• _Exercise details_:
What is the number of lines containing the word "name"? Give that number alone.

Structured figure records

════

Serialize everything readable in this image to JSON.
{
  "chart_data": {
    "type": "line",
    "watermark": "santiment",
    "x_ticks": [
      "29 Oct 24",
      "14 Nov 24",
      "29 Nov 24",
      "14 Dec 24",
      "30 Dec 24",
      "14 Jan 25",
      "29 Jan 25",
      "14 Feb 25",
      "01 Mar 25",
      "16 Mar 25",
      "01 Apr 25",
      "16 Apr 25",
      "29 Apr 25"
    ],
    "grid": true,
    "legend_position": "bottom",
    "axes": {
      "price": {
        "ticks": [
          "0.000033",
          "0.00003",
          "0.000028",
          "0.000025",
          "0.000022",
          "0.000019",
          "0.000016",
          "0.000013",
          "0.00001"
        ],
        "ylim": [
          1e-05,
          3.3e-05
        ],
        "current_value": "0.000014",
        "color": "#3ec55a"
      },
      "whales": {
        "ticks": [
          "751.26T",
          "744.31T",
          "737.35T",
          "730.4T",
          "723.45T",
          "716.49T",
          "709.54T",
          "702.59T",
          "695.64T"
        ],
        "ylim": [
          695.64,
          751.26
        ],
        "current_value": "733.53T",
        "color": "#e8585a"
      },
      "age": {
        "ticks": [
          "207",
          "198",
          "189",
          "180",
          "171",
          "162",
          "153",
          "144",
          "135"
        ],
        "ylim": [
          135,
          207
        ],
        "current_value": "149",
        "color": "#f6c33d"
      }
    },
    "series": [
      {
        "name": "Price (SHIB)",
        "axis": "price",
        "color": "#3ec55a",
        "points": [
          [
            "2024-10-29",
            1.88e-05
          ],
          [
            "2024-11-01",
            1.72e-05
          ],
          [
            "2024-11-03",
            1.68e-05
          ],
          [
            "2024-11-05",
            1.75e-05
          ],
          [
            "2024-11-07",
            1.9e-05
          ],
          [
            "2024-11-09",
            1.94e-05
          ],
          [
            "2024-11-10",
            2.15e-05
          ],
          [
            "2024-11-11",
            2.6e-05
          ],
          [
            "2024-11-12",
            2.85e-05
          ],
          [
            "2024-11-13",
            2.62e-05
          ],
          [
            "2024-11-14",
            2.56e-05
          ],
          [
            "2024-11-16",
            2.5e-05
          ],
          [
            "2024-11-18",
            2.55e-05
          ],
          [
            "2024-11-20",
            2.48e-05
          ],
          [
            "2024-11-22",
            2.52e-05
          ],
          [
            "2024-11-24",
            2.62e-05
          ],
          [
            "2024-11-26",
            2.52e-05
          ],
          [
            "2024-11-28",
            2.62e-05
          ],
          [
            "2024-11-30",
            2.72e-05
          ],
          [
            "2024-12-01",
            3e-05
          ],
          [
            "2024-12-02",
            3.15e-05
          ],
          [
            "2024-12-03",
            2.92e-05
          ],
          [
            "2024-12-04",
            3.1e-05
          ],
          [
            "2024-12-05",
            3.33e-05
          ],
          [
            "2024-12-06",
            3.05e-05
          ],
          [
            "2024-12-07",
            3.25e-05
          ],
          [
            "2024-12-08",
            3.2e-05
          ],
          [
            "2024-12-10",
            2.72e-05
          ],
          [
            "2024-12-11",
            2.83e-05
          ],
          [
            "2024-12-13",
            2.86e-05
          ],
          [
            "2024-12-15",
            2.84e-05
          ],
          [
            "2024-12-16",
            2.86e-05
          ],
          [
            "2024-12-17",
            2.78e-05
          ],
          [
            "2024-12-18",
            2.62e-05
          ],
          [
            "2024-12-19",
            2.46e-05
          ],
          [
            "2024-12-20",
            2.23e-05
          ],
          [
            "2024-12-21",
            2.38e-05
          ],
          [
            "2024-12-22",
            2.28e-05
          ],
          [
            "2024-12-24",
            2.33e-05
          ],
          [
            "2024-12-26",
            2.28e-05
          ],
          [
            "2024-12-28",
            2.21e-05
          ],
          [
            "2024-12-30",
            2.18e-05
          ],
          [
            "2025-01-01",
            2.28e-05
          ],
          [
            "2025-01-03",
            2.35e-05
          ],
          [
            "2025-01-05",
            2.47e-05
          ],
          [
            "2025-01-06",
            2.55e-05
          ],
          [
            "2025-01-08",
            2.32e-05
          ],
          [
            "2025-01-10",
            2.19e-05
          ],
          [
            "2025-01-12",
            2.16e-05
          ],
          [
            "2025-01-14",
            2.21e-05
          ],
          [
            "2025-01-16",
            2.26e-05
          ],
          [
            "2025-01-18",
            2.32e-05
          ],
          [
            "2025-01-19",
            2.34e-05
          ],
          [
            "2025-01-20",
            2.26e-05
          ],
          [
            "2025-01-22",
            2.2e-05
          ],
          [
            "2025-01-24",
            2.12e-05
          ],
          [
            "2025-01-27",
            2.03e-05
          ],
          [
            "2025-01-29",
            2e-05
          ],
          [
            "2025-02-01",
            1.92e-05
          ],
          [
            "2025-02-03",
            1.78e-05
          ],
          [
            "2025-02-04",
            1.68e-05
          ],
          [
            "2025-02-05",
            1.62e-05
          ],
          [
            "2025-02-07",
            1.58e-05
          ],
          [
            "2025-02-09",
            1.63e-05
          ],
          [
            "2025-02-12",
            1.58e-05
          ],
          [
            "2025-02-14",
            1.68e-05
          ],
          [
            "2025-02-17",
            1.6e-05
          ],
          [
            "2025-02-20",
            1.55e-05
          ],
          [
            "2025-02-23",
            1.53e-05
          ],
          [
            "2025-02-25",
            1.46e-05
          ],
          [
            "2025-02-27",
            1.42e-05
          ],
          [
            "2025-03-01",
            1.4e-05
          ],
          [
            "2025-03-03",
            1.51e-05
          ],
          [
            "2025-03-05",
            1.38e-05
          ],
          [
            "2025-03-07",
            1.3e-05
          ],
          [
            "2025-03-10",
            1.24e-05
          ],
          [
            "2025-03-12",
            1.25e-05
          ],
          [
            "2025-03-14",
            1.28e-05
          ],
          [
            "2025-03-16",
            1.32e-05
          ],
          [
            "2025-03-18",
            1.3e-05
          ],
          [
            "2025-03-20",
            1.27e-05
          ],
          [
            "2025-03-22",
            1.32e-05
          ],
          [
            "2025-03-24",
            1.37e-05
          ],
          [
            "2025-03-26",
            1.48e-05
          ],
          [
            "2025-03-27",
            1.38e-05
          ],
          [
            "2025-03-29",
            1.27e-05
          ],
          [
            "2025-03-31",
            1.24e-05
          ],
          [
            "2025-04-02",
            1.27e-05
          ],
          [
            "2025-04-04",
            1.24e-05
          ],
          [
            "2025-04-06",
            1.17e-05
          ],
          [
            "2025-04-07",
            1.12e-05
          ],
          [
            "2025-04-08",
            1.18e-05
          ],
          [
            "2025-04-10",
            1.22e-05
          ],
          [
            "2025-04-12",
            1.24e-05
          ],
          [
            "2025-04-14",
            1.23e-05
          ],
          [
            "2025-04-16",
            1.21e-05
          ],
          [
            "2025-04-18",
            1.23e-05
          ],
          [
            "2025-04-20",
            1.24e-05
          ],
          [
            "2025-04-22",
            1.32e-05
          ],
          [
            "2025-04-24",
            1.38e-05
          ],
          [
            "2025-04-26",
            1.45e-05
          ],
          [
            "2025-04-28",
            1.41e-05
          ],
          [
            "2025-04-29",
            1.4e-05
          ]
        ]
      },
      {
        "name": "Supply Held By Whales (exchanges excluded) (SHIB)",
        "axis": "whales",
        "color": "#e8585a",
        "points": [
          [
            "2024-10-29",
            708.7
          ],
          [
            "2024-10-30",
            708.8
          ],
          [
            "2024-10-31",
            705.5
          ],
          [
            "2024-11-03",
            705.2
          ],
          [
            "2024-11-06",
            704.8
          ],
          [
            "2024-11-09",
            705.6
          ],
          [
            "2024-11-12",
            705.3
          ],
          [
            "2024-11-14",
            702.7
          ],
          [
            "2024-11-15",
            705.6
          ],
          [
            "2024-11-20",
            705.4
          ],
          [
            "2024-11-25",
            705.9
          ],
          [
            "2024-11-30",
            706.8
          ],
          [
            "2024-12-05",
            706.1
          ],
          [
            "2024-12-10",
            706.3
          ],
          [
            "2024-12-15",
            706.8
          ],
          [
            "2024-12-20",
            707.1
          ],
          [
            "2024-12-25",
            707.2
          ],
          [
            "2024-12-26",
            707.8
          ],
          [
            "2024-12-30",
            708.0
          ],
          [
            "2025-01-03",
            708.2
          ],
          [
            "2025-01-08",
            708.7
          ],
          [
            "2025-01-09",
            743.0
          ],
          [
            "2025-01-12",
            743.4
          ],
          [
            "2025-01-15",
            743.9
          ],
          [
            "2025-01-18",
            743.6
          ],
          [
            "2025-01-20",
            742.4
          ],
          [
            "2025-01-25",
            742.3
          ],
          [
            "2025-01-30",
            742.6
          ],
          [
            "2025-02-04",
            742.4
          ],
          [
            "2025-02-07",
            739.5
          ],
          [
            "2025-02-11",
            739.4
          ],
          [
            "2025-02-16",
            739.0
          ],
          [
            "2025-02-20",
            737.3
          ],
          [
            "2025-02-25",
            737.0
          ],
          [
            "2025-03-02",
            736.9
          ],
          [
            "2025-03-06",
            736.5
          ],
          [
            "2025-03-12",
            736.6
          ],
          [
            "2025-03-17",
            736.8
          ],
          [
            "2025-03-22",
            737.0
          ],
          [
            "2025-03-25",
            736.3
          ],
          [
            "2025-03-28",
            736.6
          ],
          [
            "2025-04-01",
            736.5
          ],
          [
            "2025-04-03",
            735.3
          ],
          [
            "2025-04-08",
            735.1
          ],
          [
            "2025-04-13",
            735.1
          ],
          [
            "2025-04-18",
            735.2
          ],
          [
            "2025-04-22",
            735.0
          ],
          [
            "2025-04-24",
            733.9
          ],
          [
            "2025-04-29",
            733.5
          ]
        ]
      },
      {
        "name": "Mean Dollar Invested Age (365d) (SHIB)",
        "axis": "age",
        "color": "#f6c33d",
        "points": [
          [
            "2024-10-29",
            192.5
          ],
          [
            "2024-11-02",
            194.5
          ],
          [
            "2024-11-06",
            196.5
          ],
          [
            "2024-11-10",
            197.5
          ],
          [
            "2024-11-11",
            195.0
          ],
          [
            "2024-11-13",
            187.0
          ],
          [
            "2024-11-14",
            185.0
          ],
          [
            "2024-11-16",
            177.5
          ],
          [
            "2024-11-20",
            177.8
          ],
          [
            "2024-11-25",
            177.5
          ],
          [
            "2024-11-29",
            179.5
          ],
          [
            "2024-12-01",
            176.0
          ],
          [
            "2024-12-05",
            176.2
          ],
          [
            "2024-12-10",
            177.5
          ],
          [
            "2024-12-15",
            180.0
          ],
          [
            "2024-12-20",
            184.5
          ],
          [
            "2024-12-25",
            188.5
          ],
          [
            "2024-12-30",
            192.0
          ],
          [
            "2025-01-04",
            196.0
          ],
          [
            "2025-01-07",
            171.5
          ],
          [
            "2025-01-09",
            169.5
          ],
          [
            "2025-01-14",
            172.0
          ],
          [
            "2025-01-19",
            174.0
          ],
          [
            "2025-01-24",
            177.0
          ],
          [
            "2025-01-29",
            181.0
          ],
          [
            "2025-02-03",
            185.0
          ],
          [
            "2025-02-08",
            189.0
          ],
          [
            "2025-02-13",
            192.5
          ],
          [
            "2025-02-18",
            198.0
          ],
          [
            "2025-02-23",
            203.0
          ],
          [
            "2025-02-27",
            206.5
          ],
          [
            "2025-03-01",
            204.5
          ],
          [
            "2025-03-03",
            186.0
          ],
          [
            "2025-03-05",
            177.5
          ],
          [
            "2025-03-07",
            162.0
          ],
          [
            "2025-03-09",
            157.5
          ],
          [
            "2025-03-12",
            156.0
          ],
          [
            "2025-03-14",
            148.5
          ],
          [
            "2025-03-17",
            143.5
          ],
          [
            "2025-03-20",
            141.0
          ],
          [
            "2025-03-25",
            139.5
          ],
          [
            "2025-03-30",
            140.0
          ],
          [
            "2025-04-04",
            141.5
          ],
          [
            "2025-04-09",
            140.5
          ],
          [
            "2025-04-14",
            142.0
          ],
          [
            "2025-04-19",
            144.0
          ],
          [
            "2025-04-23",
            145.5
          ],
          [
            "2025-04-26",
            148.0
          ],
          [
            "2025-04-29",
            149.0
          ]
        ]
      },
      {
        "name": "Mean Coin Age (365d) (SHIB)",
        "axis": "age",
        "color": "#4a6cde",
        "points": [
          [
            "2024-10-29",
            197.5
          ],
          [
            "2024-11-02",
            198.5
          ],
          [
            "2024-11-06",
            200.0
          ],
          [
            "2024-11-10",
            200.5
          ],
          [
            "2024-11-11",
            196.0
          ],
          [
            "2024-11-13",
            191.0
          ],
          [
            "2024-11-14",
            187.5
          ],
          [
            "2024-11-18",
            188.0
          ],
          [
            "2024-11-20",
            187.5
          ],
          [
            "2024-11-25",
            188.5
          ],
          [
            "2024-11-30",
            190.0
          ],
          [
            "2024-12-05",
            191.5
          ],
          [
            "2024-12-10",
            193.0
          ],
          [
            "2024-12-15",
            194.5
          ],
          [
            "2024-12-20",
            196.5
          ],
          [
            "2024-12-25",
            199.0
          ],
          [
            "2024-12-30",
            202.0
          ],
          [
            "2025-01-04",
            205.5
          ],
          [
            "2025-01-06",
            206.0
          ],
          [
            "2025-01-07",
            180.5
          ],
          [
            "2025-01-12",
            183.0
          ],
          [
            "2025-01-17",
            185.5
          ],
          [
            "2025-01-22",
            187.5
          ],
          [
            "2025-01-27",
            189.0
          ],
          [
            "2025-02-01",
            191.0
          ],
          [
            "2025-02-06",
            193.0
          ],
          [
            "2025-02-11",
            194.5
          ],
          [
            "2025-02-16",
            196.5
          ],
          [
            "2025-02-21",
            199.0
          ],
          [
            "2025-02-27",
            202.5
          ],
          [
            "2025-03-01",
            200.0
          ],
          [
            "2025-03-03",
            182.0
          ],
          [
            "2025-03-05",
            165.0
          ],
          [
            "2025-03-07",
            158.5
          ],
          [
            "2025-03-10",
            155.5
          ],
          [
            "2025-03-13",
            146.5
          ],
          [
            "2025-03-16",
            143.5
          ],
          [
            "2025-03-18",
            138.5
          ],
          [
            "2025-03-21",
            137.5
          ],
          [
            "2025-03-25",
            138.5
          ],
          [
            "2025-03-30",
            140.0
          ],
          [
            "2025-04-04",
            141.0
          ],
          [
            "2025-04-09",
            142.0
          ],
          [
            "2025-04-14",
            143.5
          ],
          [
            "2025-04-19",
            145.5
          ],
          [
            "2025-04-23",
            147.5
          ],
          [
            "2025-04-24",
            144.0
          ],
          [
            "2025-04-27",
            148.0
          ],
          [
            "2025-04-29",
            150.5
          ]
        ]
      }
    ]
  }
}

════

• _Output for this task_:
4